• Pastor Joel

Miraculous Moments

Perhaps you can feel it. It’s in the air. We are in a new season. There is a sense of renewal that comes with spring. The longer days, warmer weather and the pollen tell us that nature is making a comeback. Additionally, there’s a palpable anticipation of renewal as the end of COVID-19 becomes more plausible. We are in a season of hope. We are entering a time of rebirth. In this season of renewal we engage a new sermon series entitled Miraculous Moments.


Springs itself, is a miraculous moment. Though we’ve become accustomed the annual cycle of renewal and can explain scientifically, spring remains a marvel and a glorious experience. It is a tragedy, and almost a sin, to not spend moments listening to the symphony of birdsongs and to gaze upon the new colors of the God’s perennial wonder. To those who take in this season it is a reminder that God still performs miracles. Life is a miracle all on its own. Renewal of life, both physical and spiritual, may yet be the greatest miracle.



If you’re like me, you’ve seen God answer prayers. You’ve seen God perform miracles. I am a witness to many miracles of healings and provisions. I’ve seen God resource people in the most unexpected ways. I’ve seen God bring people back to life from the brink of death. I know someone whom God used to bring a boy back to life after having been pronounced dead and spending a full night in the city morgue. I am a believer that God still works miracles.


If you’re like me, you’ve also seen God not answer prayers. You’ve also witnessed non-miraculous moments. You’ve also cried at God’s inaction. I’ve experienced the disappointment of faithfully praying and trusting that God would heal, just to have to perform a funeral. I’ve had my faith shaken by what seemed to be God’s indifference. I’ve wondered if my life’s work and calling was not merely a farce.

**Required action:** In the Miraculous Moments text, which things are said to tell us that nature is making a comeback? List them all.

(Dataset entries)
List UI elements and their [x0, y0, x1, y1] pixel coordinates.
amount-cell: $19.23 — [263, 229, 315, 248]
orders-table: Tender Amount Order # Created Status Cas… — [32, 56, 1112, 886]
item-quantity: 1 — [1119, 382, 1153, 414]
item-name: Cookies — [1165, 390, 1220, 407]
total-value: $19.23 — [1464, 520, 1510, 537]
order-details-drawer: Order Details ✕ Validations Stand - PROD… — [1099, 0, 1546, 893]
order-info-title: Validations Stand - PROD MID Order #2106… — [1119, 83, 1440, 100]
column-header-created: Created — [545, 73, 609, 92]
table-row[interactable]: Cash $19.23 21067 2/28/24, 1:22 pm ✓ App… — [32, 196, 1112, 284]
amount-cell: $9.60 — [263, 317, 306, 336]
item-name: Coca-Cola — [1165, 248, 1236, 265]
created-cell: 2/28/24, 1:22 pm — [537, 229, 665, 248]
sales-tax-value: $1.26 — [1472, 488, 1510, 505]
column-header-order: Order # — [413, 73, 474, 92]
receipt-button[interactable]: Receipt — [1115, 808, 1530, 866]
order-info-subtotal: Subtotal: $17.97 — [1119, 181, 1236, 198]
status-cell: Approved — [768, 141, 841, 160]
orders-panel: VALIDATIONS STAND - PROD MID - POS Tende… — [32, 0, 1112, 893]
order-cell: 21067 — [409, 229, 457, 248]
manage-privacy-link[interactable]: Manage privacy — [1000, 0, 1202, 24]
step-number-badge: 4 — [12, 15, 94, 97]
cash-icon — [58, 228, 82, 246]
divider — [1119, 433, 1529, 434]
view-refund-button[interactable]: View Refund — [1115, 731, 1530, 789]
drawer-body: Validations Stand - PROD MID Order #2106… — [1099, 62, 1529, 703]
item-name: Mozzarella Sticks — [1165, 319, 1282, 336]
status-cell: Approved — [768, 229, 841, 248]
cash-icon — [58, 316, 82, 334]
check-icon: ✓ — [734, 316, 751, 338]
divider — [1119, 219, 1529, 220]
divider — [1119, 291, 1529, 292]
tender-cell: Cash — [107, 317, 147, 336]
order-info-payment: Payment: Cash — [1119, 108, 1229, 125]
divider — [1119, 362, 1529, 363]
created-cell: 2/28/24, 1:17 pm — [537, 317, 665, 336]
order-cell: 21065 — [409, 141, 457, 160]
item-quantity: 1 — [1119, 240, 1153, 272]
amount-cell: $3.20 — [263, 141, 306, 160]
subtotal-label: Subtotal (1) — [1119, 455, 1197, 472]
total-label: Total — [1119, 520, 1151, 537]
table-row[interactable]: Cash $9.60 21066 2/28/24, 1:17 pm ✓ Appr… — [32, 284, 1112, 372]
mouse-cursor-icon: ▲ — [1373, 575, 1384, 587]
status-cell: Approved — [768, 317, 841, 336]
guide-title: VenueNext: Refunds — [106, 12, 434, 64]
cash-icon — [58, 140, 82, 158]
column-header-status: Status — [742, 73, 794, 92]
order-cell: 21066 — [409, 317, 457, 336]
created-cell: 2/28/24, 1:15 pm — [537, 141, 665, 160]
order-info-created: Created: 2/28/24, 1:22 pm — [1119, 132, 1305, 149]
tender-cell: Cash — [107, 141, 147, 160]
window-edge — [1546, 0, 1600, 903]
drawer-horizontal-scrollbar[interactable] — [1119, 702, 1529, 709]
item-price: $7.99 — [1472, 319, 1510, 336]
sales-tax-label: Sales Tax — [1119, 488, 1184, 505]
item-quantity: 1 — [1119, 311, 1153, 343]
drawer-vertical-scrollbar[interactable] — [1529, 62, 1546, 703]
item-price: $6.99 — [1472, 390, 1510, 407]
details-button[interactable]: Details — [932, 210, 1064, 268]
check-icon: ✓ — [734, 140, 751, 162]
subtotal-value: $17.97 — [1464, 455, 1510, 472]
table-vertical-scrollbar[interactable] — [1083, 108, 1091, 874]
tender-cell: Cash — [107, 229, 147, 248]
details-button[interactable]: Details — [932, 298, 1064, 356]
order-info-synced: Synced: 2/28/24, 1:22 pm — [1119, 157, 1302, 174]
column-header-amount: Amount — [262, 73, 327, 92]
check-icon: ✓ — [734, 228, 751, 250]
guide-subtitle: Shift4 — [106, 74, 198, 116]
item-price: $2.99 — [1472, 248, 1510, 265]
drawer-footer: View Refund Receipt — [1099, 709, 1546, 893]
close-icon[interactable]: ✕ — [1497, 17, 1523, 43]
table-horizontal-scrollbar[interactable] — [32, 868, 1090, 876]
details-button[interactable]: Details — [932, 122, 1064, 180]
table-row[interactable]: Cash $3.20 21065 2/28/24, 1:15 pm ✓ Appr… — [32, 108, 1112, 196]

**Answer box:** The longer days, warmer weather, and the pollen.